⟨

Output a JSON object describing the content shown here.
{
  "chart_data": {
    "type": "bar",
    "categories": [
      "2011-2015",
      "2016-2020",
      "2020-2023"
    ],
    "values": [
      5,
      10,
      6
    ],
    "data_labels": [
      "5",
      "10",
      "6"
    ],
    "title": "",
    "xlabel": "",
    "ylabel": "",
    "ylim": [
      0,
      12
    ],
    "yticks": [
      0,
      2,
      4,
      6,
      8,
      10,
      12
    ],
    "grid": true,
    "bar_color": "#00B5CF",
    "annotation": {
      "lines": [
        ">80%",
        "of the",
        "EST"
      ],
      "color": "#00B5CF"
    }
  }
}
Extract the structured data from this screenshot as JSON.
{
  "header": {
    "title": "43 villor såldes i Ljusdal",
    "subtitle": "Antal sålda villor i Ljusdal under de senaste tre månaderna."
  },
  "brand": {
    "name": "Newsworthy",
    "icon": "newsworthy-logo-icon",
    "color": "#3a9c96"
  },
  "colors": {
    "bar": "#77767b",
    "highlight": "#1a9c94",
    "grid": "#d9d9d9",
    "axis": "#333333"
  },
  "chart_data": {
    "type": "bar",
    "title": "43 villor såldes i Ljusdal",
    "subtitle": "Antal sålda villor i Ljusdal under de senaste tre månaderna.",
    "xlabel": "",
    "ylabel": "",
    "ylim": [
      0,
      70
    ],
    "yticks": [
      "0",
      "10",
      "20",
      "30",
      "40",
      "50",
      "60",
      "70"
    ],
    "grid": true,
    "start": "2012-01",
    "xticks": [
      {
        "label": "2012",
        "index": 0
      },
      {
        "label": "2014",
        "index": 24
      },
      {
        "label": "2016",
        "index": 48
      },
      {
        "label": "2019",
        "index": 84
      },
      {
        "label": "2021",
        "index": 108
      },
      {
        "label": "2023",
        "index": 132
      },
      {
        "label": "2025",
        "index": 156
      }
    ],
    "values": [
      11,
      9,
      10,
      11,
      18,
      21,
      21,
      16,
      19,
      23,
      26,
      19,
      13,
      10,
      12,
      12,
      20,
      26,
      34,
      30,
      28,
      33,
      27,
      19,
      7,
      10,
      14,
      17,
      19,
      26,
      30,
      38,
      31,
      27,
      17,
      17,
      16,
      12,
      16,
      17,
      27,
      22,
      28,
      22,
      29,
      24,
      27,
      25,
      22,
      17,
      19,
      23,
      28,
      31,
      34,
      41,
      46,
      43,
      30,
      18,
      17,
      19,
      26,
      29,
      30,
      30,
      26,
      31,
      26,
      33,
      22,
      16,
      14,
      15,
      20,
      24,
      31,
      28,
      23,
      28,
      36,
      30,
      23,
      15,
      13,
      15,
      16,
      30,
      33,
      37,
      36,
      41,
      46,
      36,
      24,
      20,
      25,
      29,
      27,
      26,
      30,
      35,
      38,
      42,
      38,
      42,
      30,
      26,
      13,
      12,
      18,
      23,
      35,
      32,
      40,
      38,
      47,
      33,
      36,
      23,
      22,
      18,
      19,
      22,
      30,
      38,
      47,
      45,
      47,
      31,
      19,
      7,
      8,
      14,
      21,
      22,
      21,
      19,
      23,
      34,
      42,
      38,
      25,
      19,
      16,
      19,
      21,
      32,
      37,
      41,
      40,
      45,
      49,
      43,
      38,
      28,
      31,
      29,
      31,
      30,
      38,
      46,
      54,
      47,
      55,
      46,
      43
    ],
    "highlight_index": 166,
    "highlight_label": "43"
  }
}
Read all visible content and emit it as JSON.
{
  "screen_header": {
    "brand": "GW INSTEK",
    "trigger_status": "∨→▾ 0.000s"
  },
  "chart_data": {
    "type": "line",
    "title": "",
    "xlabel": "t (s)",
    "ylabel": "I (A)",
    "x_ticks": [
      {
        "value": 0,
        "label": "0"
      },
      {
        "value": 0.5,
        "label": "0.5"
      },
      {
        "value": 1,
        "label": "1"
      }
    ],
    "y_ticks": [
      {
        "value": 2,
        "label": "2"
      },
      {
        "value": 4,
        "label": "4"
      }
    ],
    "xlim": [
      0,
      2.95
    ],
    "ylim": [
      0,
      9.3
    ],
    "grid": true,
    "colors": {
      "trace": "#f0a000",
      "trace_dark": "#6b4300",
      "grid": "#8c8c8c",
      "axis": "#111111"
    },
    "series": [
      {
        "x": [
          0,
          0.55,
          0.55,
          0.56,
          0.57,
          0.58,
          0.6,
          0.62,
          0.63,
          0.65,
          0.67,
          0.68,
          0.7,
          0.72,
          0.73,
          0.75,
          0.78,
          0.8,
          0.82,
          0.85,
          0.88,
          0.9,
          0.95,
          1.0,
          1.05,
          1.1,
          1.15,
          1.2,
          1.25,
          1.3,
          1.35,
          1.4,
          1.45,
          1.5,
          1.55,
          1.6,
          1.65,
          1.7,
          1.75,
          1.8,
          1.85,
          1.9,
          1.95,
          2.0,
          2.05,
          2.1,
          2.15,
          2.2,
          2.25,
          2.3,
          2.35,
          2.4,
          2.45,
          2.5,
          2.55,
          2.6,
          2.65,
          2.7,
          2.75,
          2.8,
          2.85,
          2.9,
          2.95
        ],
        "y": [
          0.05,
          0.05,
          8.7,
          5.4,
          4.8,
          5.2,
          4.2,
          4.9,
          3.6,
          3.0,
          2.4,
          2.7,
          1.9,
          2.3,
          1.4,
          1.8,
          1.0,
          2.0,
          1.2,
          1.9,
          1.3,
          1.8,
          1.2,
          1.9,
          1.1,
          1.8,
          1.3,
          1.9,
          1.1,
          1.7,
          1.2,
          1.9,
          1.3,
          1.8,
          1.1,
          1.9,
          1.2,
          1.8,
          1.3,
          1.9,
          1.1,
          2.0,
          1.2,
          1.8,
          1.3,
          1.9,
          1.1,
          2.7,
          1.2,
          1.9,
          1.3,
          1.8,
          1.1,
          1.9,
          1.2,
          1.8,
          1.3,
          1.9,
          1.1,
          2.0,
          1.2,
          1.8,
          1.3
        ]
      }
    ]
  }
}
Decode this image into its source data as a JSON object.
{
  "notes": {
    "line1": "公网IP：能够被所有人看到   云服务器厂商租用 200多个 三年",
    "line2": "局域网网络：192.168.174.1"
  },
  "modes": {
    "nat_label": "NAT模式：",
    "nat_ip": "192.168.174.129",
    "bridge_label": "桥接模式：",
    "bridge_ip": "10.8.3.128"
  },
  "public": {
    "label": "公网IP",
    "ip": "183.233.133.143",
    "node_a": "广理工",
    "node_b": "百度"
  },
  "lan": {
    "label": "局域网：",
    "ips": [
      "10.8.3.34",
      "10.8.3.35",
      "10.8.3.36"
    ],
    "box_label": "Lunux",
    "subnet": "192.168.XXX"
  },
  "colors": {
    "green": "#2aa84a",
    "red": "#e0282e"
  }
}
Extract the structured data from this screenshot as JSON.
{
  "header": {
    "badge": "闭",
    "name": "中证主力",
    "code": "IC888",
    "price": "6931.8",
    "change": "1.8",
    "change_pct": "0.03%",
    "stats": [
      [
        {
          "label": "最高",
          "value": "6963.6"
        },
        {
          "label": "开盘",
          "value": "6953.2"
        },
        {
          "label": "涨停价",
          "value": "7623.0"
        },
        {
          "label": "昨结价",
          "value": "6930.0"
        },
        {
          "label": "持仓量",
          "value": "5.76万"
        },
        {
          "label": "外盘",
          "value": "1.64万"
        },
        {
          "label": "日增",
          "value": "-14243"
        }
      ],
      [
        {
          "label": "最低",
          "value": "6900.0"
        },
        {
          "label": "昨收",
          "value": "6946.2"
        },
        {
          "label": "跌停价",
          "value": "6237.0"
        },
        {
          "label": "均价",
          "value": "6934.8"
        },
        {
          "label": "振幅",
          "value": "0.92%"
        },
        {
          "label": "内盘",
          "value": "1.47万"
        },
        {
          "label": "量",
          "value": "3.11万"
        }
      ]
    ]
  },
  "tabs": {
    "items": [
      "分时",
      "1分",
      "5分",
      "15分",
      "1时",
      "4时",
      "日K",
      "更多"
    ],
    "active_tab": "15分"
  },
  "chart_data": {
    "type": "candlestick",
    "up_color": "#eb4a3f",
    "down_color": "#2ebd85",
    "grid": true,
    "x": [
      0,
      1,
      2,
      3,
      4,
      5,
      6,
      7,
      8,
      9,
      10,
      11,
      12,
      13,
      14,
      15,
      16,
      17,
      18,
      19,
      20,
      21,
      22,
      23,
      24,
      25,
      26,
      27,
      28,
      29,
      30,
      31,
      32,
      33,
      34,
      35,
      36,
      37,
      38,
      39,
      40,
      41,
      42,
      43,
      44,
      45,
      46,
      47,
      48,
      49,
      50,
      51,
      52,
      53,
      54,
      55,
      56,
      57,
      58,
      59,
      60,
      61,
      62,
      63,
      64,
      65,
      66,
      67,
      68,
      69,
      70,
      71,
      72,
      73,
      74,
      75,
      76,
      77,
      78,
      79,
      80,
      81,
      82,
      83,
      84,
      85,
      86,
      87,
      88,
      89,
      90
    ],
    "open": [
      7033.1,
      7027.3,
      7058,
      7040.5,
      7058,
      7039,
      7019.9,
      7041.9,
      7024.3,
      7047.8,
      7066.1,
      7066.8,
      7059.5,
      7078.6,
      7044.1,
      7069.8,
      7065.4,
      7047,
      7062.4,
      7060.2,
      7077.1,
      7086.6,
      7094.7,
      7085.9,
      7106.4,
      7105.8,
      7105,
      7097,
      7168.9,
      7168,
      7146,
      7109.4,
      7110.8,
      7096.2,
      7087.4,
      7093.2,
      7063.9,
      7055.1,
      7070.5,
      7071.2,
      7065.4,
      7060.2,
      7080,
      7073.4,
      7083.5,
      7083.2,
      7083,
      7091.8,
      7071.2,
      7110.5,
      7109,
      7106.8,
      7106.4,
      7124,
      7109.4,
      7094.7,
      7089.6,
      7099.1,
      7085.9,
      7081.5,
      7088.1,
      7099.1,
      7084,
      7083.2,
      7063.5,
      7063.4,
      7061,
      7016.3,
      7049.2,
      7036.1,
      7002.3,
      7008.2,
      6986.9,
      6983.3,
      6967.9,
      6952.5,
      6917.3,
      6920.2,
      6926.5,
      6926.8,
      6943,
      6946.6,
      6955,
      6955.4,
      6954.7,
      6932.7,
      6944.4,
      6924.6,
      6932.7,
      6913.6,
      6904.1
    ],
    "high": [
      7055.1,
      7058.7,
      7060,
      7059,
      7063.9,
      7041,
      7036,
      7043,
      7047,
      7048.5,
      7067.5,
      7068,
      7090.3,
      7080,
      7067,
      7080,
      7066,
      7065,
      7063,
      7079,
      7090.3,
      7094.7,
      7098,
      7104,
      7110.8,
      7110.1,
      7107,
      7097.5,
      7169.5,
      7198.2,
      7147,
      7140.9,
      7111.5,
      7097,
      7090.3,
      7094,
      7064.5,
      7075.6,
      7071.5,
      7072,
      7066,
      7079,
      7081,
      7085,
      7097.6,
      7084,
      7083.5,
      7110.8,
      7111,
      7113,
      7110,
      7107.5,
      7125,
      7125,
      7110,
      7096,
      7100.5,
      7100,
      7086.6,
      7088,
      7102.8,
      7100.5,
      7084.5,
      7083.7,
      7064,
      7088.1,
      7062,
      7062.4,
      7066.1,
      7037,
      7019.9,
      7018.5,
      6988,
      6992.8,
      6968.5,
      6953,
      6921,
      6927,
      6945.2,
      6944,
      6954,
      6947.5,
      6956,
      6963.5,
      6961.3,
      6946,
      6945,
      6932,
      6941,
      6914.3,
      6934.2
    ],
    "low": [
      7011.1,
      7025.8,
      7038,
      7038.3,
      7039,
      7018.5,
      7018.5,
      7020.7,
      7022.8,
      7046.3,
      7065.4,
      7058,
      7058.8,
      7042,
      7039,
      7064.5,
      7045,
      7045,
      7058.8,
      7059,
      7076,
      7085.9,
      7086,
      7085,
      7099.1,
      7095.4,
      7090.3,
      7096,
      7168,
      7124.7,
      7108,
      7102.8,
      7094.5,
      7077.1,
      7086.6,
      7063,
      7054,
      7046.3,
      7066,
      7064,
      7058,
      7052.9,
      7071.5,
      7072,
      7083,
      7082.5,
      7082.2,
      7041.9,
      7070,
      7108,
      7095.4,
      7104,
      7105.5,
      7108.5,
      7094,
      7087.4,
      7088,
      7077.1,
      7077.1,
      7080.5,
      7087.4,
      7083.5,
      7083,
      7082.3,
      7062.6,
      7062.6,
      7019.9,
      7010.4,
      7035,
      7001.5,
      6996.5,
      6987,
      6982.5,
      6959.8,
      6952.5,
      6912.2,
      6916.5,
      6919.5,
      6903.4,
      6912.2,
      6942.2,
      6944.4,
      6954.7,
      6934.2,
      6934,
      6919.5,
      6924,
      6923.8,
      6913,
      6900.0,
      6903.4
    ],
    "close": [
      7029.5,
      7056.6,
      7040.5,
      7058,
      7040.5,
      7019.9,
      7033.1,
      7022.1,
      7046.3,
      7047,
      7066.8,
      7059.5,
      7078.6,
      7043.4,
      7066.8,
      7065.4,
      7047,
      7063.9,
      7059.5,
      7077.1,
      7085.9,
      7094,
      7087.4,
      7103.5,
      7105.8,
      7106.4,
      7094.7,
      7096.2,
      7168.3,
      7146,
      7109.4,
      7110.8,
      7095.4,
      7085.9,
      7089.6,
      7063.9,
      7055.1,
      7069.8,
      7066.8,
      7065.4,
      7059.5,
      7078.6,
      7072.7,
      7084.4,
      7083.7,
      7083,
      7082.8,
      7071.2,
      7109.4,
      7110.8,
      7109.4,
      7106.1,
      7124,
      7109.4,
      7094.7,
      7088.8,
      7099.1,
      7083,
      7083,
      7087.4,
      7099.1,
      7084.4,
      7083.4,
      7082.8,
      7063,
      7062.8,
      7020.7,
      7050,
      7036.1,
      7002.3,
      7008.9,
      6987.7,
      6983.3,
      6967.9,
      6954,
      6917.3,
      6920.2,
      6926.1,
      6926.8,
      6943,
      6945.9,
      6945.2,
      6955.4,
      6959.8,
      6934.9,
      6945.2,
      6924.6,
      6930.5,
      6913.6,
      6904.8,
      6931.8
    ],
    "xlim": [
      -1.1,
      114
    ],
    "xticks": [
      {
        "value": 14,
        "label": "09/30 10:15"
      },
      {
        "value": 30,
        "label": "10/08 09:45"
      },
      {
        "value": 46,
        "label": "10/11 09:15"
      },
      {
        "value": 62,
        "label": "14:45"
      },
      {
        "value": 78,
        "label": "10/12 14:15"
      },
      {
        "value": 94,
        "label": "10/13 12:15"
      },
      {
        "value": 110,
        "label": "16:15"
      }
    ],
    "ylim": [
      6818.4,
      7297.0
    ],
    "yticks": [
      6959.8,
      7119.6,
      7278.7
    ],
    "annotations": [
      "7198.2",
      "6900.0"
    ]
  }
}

⟩

Identify each line holding the string "object", and copy it out.

Output a JSON object describing the content shown here.
Decode this image into its source data as a JSON object.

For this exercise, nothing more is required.